*EXERCISE AIM:*
Output a single figure: the number of lines in which the word "label" appears.

######

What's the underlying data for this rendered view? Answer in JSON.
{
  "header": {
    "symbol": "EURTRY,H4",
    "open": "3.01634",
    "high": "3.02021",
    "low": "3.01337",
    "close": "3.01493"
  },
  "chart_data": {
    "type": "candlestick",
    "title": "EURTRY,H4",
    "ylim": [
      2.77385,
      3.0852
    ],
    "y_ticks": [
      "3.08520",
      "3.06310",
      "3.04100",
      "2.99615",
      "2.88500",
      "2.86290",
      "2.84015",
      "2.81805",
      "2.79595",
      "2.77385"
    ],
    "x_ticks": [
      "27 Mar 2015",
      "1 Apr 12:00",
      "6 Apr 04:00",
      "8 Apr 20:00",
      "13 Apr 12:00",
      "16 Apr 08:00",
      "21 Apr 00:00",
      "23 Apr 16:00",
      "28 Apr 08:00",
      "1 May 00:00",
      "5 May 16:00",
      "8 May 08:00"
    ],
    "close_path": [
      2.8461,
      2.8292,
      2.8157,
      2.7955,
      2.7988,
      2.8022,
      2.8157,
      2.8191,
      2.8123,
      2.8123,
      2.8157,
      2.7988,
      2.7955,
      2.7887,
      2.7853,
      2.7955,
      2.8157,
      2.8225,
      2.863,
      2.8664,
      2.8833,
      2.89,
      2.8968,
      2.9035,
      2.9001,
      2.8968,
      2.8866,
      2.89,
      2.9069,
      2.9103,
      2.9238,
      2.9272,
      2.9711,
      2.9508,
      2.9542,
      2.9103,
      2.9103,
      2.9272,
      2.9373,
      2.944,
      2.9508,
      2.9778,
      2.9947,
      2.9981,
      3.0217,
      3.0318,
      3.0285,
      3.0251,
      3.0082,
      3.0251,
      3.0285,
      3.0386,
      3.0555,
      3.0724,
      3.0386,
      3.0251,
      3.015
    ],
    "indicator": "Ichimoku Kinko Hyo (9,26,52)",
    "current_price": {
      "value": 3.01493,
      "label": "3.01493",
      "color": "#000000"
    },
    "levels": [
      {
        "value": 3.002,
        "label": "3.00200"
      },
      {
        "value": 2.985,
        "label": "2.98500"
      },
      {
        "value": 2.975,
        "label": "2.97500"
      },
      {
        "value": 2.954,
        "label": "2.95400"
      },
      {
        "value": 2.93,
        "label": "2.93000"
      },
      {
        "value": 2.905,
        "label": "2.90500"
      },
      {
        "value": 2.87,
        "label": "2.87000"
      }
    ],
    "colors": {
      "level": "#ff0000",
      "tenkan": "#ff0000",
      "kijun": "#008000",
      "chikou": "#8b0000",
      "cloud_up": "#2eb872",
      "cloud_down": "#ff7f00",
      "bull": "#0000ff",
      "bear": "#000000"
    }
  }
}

######

*RESULT OF THE EXERCISE:*
8